#### Document transcription data
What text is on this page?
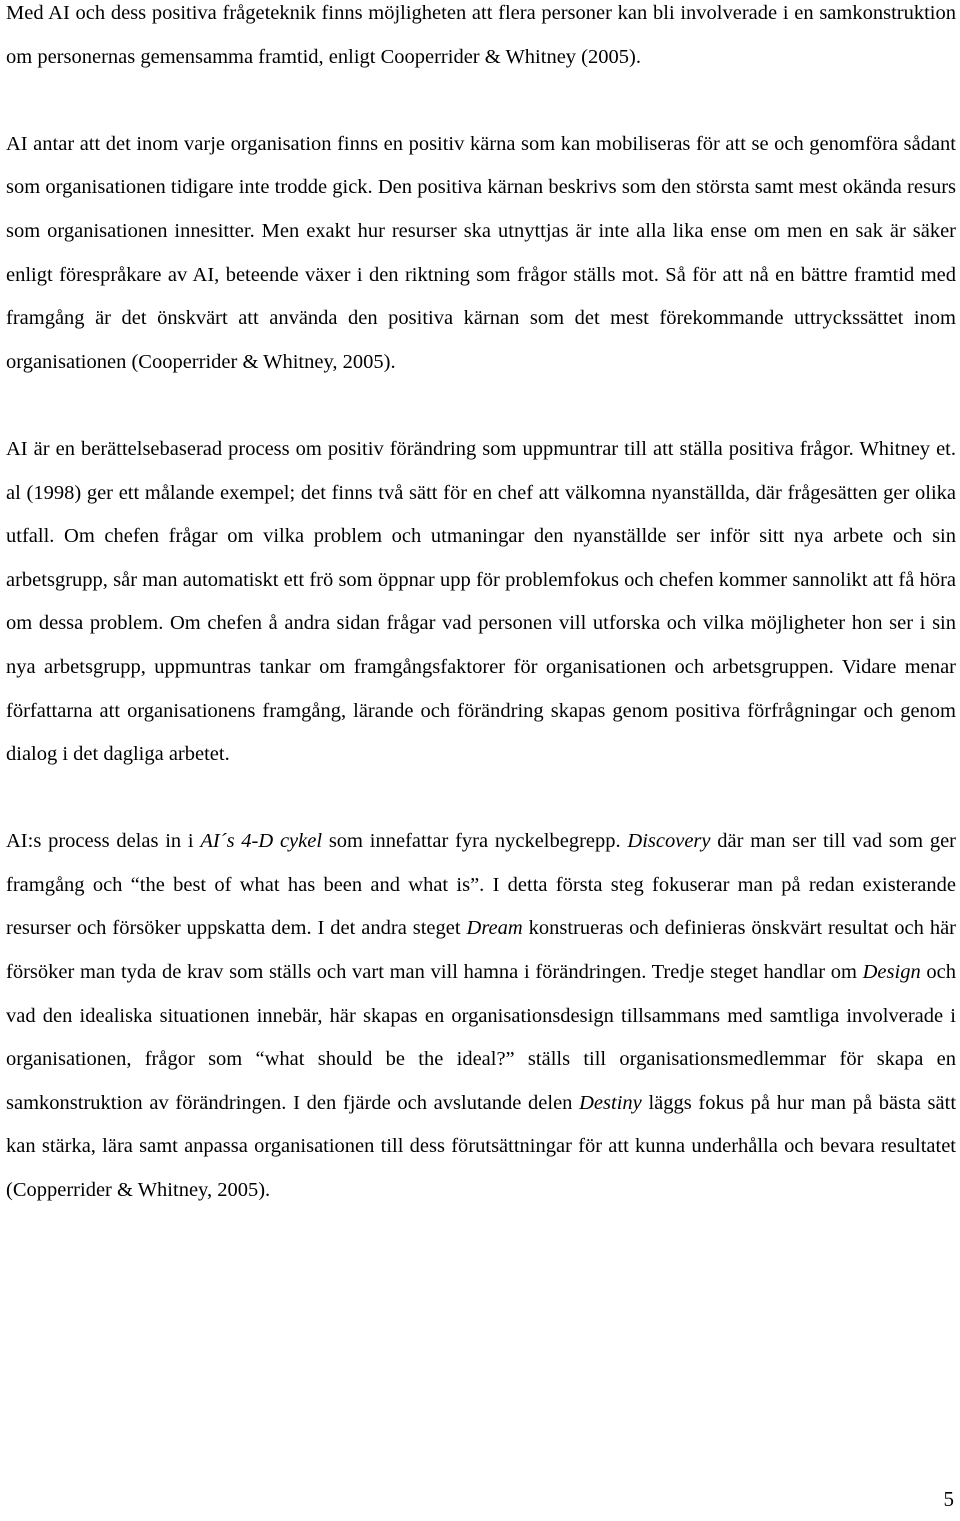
Med AI och dess positiva frågeteknik finns möjligheten att flera personer kan bli involverade i en samkonstruktion om personernas gemensamma framtid, enligt Cooperrider & Whitney (2005).

AI antar att det inom varje organisation finns en positiv kärna som kan mobiliseras för att se och genomföra sådant som organisationen tidigare inte trodde gick. Den positiva kärnan beskrivs som den största samt mest okända resurs som organisationen innesitter. Men exakt hur resurser ska utnyttjas är inte alla lika ense om men en sak är säker enligt förespråkare av AI, beteende växer i den riktning som frågor ställs mot. Så för att nå en bättre framtid med framgång är det önskvärt att använda den positiva kärnan som det mest förekommande uttryckssättet inom organisationen (Cooperrider & Whitney, 2005).

AI är en berättelsebaserad process om positiv förändring som uppmuntrar till att ställa positiva frågor. Whitney et. al (1998) ger ett målande exempel; det finns två sätt för en chef att välkomna nyanställda, där frågesätten ger olika utfall. Om chefen frågar om vilka problem och utmaningar den nyanställde ser inför sitt nya arbete och sin arbetsgrupp, sår man automatiskt ett frö som öppnar upp för problemfokus och chefen kommer sannolikt att få höra om dessa problem. Om chefen å andra sidan frågar vad personen vill utforska och vilka möjligheter hon ser i sin nya arbetsgrupp, uppmuntras tankar om framgångsfaktorer för organisationen och arbetsgruppen. Vidare menar författarna att organisationens framgång, lärande och förändring skapas genom positiva förfrågningar och genom dialog i det dagliga arbetet.

AI:s process delas in i AI´s 4-D cykel som innefattar fyra nyckelbegrepp. Discovery där man ser till vad som ger framgång och “the best of what has been and what is”. I detta första steg fokuserar man på redan existerande resurser och försöker uppskatta dem. I det andra steget Dream konstrueras och definieras önskvärt resultat och här försöker man tyda de krav som ställs och vart man vill hamna i förändringen. Tredje steget handlar om Design och vad den idealiska situationen innebär, här skapas en organisationsdesign tillsammans med samtliga involverade i organisationen, frågor som “what should be the ideal?” ställs till organisationsmedlemmar för skapa en samkonstruktion av förändringen. I den fjärde och avslutande delen Destiny läggs fokus på hur man på bästa sätt kan stärka, lära samt anpassa organisationen till dess förutsättningar för att kunna underhålla och bevara resultatet (Copperrider & Whitney, 2005).

5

#### TASK DESCRIPTION
Could you repeat every record exactly as written, with the pictures left out?

#### ANSWER SECTION
What text is on this page?
Med AI och dess positiva frågeteknik finns möjligheten att flera personer kan bli involverade i en samkonstruktion om personernas gemensamma framtid, enligt Cooperrider & Whitney (2005).

AI antar att det inom varje organisation finns en positiv kärna som kan mobiliseras för att se och genomföra sådant som organisationen tidigare inte trodde gick. Den positiva kärnan beskrivs som den största samt mest okända resurs som organisationen innesitter. Men exakt hur resurser ska utnyttjas är inte alla lika ense om men en sak är säker enligt förespråkare av AI, beteende växer i den riktning som frågor ställs mot. Så för att nå en bättre framtid med framgång är det önskvärt att använda den positiva kärnan som det mest förekommande uttryckssättet inom organisationen (Cooperrider & Whitney, 2005).

AI är en berättelsebaserad process om positiv förändring som uppmuntrar till att ställa positiva frågor. Whitney et. al (1998) ger ett målande exempel; det finns två sätt för en chef att välkomna nyanställda, där frågesätten ger olika utfall. Om chefen frågar om vilka problem och utmaningar den nyanställde ser inför sitt nya arbete och sin arbetsgrupp, sår man automatiskt ett frö som öppnar upp för problemfokus och chefen kommer sannolikt att få höra om dessa problem. Om chefen å andra sidan frågar vad personen vill utforska och vilka möjligheter hon ser i sin nya arbetsgrupp, uppmuntras tankar om framgångsfaktorer för organisationen och arbetsgruppen. Vidare menar författarna att organisationens framgång, lärande och förändring skapas genom positiva förfrågningar och genom dialog i det dagliga arbetet.

AI:s process delas in i AI´s 4-D cykel som innefattar fyra nyckelbegrepp. Discovery där man ser till vad som ger framgång och “the best of what has been and what is”. I detta första steg fokuserar man på redan existerande resurser och försöker uppskatta dem. I det andra steget Dream konstrueras och definieras önskvärt resultat och här försöker man tyda de krav som ställs och vart man vill hamna i förändringen. Tredje steget handlar om Design och vad den idealiska situationen innebär, här skapas en organisationsdesign tillsammans med samtliga involverade i organisationen, frågor som “what should be the ideal?” ställs till organisationsmedlemmar för skapa en samkonstruktion av förändringen. I den fjärde och avslutande delen Destiny läggs fokus på hur man på bästa sätt kan stärka, lära samt anpassa organisationen till dess förutsättningar för att kunna underhålla och bevara resultatet (Copperrider & Whitney, 2005).

5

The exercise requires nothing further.